Short exercise: Please transcribe the data below exactly. Leave the pictures out.

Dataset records
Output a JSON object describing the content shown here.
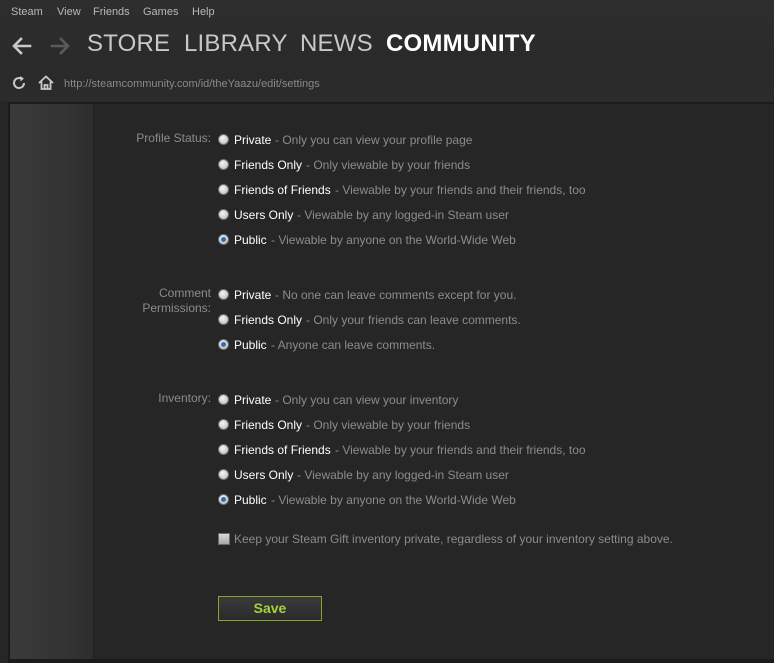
{
  "menu": [
    "Steam",
    "View",
    "Friends",
    "Games",
    "Help"
  ],
  "nav": {
    "back_icon": "arrow-left-icon",
    "forward_icon": "arrow-right-icon",
    "tabs": [
      "STORE",
      "LIBRARY",
      "NEWS",
      "COMMUNITY"
    ],
    "active_tab": "COMMUNITY"
  },
  "urlbar": {
    "refresh_icon": "refresh-icon",
    "home_icon": "home-icon",
    "url": "http://steamcommunity.com/id/theYaazu/edit/settings"
  },
  "profile_status": {
    "label": "Profile Status:",
    "options": [
      {
        "name": "Private",
        "desc": "- Only you can view your profile page",
        "selected": false
      },
      {
        "name": "Friends Only",
        "desc": "- Only viewable by your friends",
        "selected": false
      },
      {
        "name": "Friends of Friends",
        "desc": "- Viewable by your friends and their friends, too",
        "selected": false
      },
      {
        "name": "Users Only",
        "desc": "- Viewable by any logged-in Steam user",
        "selected": false
      },
      {
        "name": "Public",
        "desc": "- Viewable by anyone on the World-Wide Web",
        "selected": true
      }
    ]
  },
  "comment_permissions": {
    "label_line1": "Comment",
    "label_line2": "Permissions:",
    "options": [
      {
        "name": "Private",
        "desc": "- No one can leave comments except for you.",
        "selected": false
      },
      {
        "name": "Friends Only",
        "desc": "- Only your friends can leave comments.",
        "selected": false
      },
      {
        "name": "Public",
        "desc": "- Anyone can leave comments.",
        "selected": true
      }
    ]
  },
  "inventory": {
    "label": "Inventory:",
    "options": [
      {
        "name": "Private",
        "desc": "- Only you can view your inventory",
        "selected": false
      },
      {
        "name": "Friends Only",
        "desc": "- Only viewable by your friends",
        "selected": false
      },
      {
        "name": "Friends of Friends",
        "desc": "- Viewable by your friends and their friends, too",
        "selected": false
      },
      {
        "name": "Users Only",
        "desc": "- Viewable by any logged-in Steam user",
        "selected": false
      },
      {
        "name": "Public",
        "desc": "- Viewable by anyone on the World-Wide Web",
        "selected": true
      }
    ]
  },
  "gift_checkbox": {
    "label": "Keep your Steam Gift inventory private, regardless of your inventory setting above.",
    "checked": false
  },
  "save_label": "Save",
  "colors": {
    "accent_green": "#a5d23c",
    "radio_selected": "#2f6fb3"
  }
}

Answer to this exercise:
Output a JSON object describing the content shown here.
{
  "menu": [
    "Steam",
    "View",
    "Friends",
    "Games",
    "Help"
  ],
  "nav": {
    "back_icon": "arrow-left-icon",
    "forward_icon": "arrow-right-icon",
    "tabs": [
      "STORE",
      "LIBRARY",
      "NEWS",
      "COMMUNITY"
    ],
    "active_tab": "COMMUNITY"
  },
  "urlbar": {
    "refresh_icon": "refresh-icon",
    "home_icon": "home-icon",
    "url": "http://steamcommunity.com/id/theYaazu/edit/settings"
  },
  "profile_status": {
    "label": "Profile Status:",
    "options": [
      {
        "name": "Private",
        "desc": "- Only you can view your profile page",
        "selected": false
      },
      {
        "name": "Friends Only",
        "desc": "- Only viewable by your friends",
        "selected": false
      },
      {
        "name": "Friends of Friends",
        "desc": "- Viewable by your friends and their friends, too",
        "selected": false
      },
      {
        "name": "Users Only",
        "desc": "- Viewable by any logged-in Steam user",
        "selected": false
      },
      {
        "name": "Public",
        "desc": "- Viewable by anyone on the World-Wide Web",
        "selected": true
      }
    ]
  },
  "comment_permissions": {
    "label_line1": "Comment",
    "label_line2": "Permissions:",
    "options": [
      {
        "name": "Private",
        "desc": "- No one can leave comments except for you.",
        "selected": false
      },
      {
        "name": "Friends Only",
        "desc": "- Only your friends can leave comments.",
        "selected": false
      },
      {
        "name": "Public",
        "desc": "- Anyone can leave comments.",
        "selected": true
      }
    ]
  },
  "inventory": {
    "label": "Inventory:",
    "options": [
      {
        "name": "Private",
        "desc": "- Only you can view your inventory",
        "selected": false
      },
      {
        "name": "Friends Only",
        "desc": "- Only viewable by your friends",
        "selected": false
      },
      {
        "name": "Friends of Friends",
        "desc": "- Viewable by your friends and their friends, too",
        "selected": false
      },
      {
        "name": "Users Only",
        "desc": "- Viewable by any logged-in Steam user",
        "selected": false
      },
      {
        "name": "Public",
        "desc": "- Viewable by anyone on the World-Wide Web",
        "selected": true
      }
    ]
  },
  "gift_checkbox": {
    "label": "Keep your Steam Gift inventory private, regardless of your inventory setting above.",
    "checked": false
  },
  "save_label": "Save",
  "colors": {
    "accent_green": "#a5d23c",
    "radio_selected": "#2f6fb3"
  }
}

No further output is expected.